Directions - Go through the records and show each line where the word "Children" occurs.

======== Record list

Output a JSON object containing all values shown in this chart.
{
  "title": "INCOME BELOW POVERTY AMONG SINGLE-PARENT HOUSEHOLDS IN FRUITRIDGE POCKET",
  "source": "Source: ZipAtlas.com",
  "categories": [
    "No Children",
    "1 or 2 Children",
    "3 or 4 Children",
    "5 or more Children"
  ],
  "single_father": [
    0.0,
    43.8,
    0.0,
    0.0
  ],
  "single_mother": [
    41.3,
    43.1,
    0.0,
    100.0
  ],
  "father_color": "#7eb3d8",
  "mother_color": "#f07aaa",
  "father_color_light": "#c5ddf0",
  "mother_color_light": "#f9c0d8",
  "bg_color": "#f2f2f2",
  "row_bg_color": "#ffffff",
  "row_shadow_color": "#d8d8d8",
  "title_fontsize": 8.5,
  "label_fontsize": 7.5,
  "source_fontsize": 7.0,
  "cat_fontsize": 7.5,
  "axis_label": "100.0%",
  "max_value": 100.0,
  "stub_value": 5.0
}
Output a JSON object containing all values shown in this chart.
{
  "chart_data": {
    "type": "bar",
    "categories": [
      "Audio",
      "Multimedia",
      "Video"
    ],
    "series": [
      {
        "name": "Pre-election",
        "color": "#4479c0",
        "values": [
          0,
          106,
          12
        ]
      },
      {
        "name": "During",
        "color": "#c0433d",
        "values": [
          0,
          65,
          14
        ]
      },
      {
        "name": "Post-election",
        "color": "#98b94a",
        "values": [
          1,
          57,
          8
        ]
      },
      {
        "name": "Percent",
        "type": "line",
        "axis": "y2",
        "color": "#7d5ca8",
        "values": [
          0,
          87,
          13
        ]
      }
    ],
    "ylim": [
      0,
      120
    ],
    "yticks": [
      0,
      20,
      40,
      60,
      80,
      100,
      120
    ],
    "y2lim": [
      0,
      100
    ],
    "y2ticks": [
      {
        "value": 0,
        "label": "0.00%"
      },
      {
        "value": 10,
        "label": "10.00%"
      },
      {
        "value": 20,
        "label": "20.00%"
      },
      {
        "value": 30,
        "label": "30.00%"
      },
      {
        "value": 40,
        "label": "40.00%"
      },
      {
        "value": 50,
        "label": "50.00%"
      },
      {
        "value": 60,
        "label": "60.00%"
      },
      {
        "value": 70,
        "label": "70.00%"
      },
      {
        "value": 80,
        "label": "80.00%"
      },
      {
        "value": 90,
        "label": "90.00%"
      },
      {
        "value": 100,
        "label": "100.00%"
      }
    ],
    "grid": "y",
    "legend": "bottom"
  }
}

================

Correct answer -
    "No Children",
    "1 or 2 Children",
    "3 or 4 Children",
    "5 or more Children"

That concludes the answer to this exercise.